-- START OF GIVEN INFORMATION --

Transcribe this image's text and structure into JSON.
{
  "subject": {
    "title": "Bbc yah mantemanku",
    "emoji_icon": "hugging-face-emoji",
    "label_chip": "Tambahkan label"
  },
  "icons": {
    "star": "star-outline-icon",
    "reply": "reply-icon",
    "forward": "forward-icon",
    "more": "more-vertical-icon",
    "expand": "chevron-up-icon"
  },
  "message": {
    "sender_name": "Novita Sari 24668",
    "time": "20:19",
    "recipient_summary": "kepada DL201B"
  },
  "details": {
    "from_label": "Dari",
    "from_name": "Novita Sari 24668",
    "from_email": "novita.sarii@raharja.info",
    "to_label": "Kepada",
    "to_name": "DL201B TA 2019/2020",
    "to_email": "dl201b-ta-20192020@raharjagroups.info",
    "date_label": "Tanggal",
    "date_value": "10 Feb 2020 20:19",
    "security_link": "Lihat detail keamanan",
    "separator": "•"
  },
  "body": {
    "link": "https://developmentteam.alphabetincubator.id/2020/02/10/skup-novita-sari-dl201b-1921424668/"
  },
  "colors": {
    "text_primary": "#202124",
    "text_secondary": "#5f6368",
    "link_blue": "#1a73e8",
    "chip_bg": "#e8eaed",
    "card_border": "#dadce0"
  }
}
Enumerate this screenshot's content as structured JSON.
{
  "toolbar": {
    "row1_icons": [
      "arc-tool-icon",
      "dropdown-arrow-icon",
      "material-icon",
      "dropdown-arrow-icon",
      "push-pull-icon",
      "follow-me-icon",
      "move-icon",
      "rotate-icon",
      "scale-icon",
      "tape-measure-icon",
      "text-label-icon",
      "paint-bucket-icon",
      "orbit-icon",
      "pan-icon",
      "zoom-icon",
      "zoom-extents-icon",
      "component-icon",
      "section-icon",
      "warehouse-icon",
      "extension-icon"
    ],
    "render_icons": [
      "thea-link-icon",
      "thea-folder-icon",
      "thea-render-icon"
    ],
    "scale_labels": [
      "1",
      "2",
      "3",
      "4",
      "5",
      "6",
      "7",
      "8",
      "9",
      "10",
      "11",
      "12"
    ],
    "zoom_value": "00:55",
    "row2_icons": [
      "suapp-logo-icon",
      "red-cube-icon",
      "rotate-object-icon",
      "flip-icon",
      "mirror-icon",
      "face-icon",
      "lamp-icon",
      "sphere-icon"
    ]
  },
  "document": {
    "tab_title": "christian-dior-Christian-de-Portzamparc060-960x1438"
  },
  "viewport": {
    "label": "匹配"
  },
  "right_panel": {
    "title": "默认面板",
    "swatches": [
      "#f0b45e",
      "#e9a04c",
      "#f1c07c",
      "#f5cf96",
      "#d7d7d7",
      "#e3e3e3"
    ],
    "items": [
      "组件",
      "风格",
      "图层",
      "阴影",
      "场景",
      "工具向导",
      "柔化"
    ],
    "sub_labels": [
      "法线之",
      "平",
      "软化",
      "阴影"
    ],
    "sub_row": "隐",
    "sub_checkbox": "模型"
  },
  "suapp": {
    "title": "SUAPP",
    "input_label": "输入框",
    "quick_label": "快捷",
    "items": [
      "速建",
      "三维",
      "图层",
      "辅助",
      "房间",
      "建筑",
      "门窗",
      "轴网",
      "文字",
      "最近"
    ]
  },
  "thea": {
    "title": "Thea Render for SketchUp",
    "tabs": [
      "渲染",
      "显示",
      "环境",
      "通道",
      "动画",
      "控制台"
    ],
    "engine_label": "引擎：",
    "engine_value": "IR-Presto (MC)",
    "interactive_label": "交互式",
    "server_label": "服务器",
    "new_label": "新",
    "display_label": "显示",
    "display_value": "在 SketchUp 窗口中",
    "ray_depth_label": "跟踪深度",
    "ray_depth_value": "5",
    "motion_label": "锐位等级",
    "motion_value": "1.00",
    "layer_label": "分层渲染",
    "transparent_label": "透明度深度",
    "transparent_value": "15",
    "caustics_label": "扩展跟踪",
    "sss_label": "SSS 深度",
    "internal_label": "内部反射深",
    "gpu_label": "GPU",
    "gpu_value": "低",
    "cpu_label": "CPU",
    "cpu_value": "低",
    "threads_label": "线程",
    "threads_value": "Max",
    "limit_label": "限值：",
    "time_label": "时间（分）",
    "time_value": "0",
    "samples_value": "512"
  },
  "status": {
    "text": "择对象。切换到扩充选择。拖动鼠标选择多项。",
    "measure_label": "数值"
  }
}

-- END OF GIVEN INFORMATION --

■ **EXERCISE INSTRUCTIONS**: Retype the data exactly as given.

■ **RESPONSE TO THE EXERCISE**:
Transcribe this image's text and structure into JSON.
{
  "subject": {
    "title": "Bbc yah mantemanku",
    "emoji_icon": "hugging-face-emoji",
    "label_chip": "Tambahkan label"
  },
  "icons": {
    "star": "star-outline-icon",
    "reply": "reply-icon",
    "forward": "forward-icon",
    "more": "more-vertical-icon",
    "expand": "chevron-up-icon"
  },
  "message": {
    "sender_name": "Novita Sari 24668",
    "time": "20:19",
    "recipient_summary": "kepada DL201B"
  },
  "details": {
    "from_label": "Dari",
    "from_name": "Novita Sari 24668",
    "from_email": "novita.sarii@raharja.info",
    "to_label": "Kepada",
    "to_name": "DL201B TA 2019/2020",
    "to_email": "dl201b-ta-20192020@raharjagroups.info",
    "date_label": "Tanggal",
    "date_value": "10 Feb 2020 20:19",
    "security_link": "Lihat detail keamanan",
    "separator": "•"
  },
  "body": {
    "link": "https://developmentteam.alphabetincubator.id/2020/02/10/skup-novita-sari-dl201b-1921424668/"
  },
  "colors": {
    "text_primary": "#202124",
    "text_secondary": "#5f6368",
    "link_blue": "#1a73e8",
    "chip_bg": "#e8eaed",
    "card_border": "#dadce0"
  }
}
Enumerate this screenshot's content as structured JSON.
{
  "toolbar": {
    "row1_icons": [
      "arc-tool-icon",
      "dropdown-arrow-icon",
      "material-icon",
      "dropdown-arrow-icon",
      "push-pull-icon",
      "follow-me-icon",
      "move-icon",
      "rotate-icon",
      "scale-icon",
      "tape-measure-icon",
      "text-label-icon",
      "paint-bucket-icon",
      "orbit-icon",
      "pan-icon",
      "zoom-icon",
      "zoom-extents-icon",
      "component-icon",
      "section-icon",
      "warehouse-icon",
      "extension-icon"
    ],
    "render_icons": [
      "thea-link-icon",
      "thea-folder-icon",
      "thea-render-icon"
    ],
    "scale_labels": [
      "1",
      "2",
      "3",
      "4",
      "5",
      "6",
      "7",
      "8",
      "9",
      "10",
      "11",
      "12"
    ],
    "zoom_value": "00:55",
    "row2_icons": [
      "suapp-logo-icon",
      "red-cube-icon",
      "rotate-object-icon",
      "flip-icon",
      "mirror-icon",
      "face-icon",
      "lamp-icon",
      "sphere-icon"
    ]
  },
  "document": {
    "tab_title": "christian-dior-Christian-de-Portzamparc060-960x1438"
  },
  "viewport": {
    "label": "匹配"
  },
  "right_panel": {
    "title": "默认面板",
    "swatches": [
      "#f0b45e",
      "#e9a04c",
      "#f1c07c",
      "#f5cf96",
      "#d7d7d7",
      "#e3e3e3"
    ],
    "items": [
      "组件",
      "风格",
      "图层",
      "阴影",
      "场景",
      "工具向导",
      "柔化"
    ],
    "sub_labels": [
      "法线之",
      "平",
      "软化",
      "阴影"
    ],
    "sub_row": "隐",
    "sub_checkbox": "模型"
  },
  "suapp": {
    "title": "SUAPP",
    "input_label": "输入框",
    "quick_label": "快捷",
    "items": [
      "速建",
      "三维",
      "图层",
      "辅助",
      "房间",
      "建筑",
      "门窗",
      "轴网",
      "文字",
      "最近"
    ]
  },
  "thea": {
    "title": "Thea Render for SketchUp",
    "tabs": [
      "渲染",
      "显示",
      "环境",
      "通道",
      "动画",
      "控制台"
    ],
    "engine_label": "引擎：",
    "engine_value": "IR-Presto (MC)",
    "interactive_label": "交互式",
    "server_label": "服务器",
    "new_label": "新",
    "display_label": "显示",
    "display_value": "在 SketchUp 窗口中",
    "ray_depth_label": "跟踪深度",
    "ray_depth_value": "5",
    "motion_label": "锐位等级",
    "motion_value": "1.00",
    "layer_label": "分层渲染",
    "transparent_label": "透明度深度",
    "transparent_value": "15",
    "caustics_label": "扩展跟踪",
    "sss_label": "SSS 深度",
    "internal_label": "内部反射深",
    "gpu_label": "GPU",
    "gpu_value": "低",
    "cpu_label": "CPU",
    "cpu_value": "低",
    "threads_label": "线程",
    "threads_value": "Max",
    "limit_label": "限值：",
    "time_label": "时间（分）",
    "time_value": "0",
    "samples_value": "512"
  },
  "status": {
    "text": "择对象。切换到扩充选择。拖动鼠标选择多项。",
    "measure_label": "数值"
  }
}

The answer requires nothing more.